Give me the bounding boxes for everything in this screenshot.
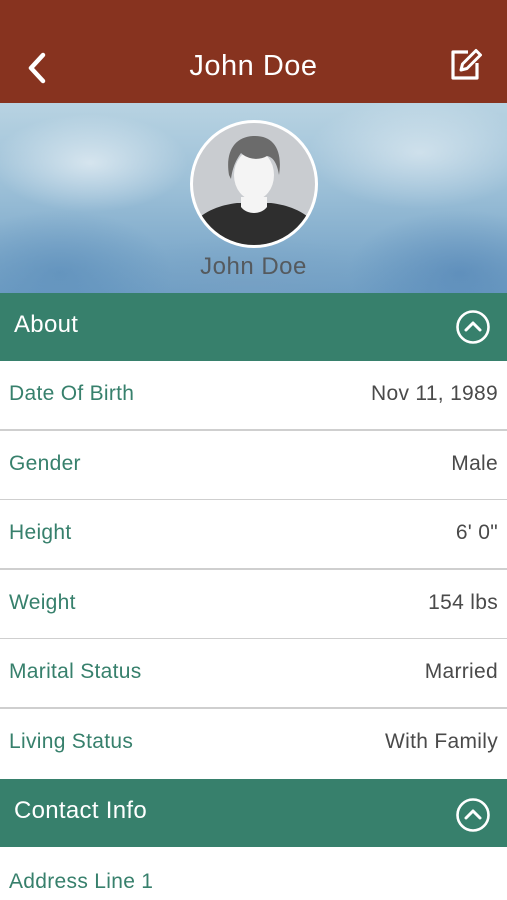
about-row-marital-status: Marital Status Married bbox=[0, 639, 507, 709]
field-value: Married bbox=[424, 660, 498, 683]
app-header: John Doe bbox=[0, 0, 507, 103]
field-label: Weight bbox=[9, 591, 76, 614]
field-value: 154 lbs bbox=[428, 591, 498, 614]
user-avatar-icon bbox=[193, 123, 315, 245]
edit-profile-button[interactable] bbox=[446, 45, 486, 85]
field-value: With Family bbox=[385, 730, 498, 753]
field-value: Nov 11, 1989 bbox=[371, 382, 498, 405]
contact-section-title: Contact Info bbox=[14, 797, 148, 824]
about-row-gender: Gender Male bbox=[0, 431, 507, 501]
about-section-title: About bbox=[14, 311, 79, 338]
field-label: Height bbox=[9, 521, 72, 544]
about-row-date-of-birth: Date Of Birth Nov 11, 1989 bbox=[0, 361, 507, 431]
profile-banner: John Doe bbox=[0, 103, 507, 293]
field-value: 6' 0" bbox=[455, 521, 498, 544]
avatar[interactable] bbox=[190, 120, 318, 248]
field-label: Date Of Birth bbox=[9, 382, 135, 405]
field-value: Male bbox=[451, 452, 498, 475]
chevron-up-circle-icon[interactable] bbox=[455, 309, 491, 345]
about-row-height: Height 6' 0" bbox=[0, 500, 507, 570]
field-label: Address Line 1 bbox=[9, 870, 154, 893]
contact-row-address-line-1: Address Line 1 bbox=[0, 849, 507, 900]
about-row-living-status: Living Status With Family bbox=[0, 709, 507, 779]
edit-icon bbox=[451, 49, 482, 80]
field-label: Living Status bbox=[9, 730, 134, 753]
profile-name: John Doe bbox=[200, 253, 307, 280]
page-title: John Doe bbox=[189, 50, 318, 82]
field-label: Marital Status bbox=[9, 660, 142, 683]
field-label: Gender bbox=[9, 452, 81, 475]
about-section-header[interactable]: About bbox=[0, 293, 507, 361]
about-row-weight: Weight 154 lbs bbox=[0, 570, 507, 640]
contact-section-header[interactable]: Contact Info bbox=[0, 779, 507, 847]
chevron-up-circle-icon[interactable] bbox=[455, 797, 491, 833]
-=-=-
● Problem to solve
Quote the listing exactly, from the line containing "about-row-marital-status: Marital Status" to the line containing "profile-banner: John Doe".

● Final answer
about-row-marital-status: Marital Status Married bbox=[0, 639, 507, 709]
field-value: Married bbox=[424, 660, 498, 683]
app-header: John Doe bbox=[0, 0, 507, 103]
field-label: Weight bbox=[9, 591, 76, 614]
field-value: 154 lbs bbox=[428, 591, 498, 614]
user-avatar-icon bbox=[193, 123, 315, 245]
edit-profile-button[interactable] bbox=[446, 45, 486, 85]
field-value: With Family bbox=[385, 730, 498, 753]
field-value: Nov 11, 1989 bbox=[371, 382, 498, 405]
contact-section-title: Contact Info bbox=[14, 797, 148, 824]
about-row-gender: Gender Male bbox=[0, 431, 507, 501]
about-section-title: About bbox=[14, 311, 79, 338]
field-label: Height bbox=[9, 521, 72, 544]
about-row-date-of-birth: Date Of Birth Nov 11, 1989 bbox=[0, 361, 507, 431]
profile-banner: John Doe bbox=[0, 103, 507, 293]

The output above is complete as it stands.